**Raw data**
___
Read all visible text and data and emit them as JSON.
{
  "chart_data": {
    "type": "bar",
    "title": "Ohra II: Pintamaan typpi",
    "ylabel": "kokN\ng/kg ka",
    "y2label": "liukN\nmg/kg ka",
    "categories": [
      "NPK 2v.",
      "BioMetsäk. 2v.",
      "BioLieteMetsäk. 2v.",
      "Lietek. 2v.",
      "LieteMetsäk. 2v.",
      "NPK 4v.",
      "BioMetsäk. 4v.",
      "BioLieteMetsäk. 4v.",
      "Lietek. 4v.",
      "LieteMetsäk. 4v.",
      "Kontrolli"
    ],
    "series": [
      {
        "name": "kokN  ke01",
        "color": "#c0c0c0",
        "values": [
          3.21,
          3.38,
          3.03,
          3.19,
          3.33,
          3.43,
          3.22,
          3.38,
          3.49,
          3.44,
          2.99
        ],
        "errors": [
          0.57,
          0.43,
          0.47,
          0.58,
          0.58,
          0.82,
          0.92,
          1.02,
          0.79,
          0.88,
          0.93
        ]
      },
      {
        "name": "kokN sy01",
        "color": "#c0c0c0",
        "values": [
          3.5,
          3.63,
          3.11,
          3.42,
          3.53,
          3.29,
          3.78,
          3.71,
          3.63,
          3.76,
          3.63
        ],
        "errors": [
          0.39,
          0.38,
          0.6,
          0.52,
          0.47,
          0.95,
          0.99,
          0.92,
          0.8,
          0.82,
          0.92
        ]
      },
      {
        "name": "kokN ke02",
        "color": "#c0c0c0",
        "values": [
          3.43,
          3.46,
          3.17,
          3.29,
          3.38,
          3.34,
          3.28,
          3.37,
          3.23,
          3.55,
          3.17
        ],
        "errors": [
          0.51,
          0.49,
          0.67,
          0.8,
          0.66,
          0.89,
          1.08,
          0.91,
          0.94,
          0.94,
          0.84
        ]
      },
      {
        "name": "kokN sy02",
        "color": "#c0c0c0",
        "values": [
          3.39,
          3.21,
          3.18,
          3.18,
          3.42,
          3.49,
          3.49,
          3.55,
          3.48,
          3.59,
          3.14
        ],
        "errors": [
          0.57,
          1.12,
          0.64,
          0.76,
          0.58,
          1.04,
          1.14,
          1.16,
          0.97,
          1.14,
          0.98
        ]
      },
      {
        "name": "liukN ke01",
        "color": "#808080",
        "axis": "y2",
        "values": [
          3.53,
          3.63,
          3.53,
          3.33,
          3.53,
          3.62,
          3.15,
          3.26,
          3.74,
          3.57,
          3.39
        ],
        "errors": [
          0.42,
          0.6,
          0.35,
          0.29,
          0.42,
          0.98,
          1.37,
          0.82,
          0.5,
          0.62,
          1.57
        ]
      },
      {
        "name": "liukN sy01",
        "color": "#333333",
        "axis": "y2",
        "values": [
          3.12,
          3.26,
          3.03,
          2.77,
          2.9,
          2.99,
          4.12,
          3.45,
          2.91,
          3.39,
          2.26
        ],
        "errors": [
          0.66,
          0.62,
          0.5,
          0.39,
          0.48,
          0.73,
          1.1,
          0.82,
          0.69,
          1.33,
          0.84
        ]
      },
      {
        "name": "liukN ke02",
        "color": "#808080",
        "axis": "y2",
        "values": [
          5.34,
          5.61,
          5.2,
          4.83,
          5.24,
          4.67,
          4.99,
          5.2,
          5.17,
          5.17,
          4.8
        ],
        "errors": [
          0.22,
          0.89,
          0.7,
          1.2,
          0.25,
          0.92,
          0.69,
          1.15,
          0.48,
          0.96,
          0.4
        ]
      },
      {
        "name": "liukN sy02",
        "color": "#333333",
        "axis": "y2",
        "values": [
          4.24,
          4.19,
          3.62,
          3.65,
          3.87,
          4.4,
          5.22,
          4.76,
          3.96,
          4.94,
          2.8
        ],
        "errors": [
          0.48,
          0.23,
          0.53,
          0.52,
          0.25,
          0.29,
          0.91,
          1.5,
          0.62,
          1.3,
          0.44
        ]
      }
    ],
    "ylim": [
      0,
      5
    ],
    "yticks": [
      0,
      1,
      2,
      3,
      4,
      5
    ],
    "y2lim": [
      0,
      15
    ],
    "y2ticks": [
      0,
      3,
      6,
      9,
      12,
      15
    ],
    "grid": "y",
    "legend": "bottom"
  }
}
___
**Work to complete**
Using the data above, say how many lines include "BioLieteMetsäk". No other reply is needed.

**Answer below**
2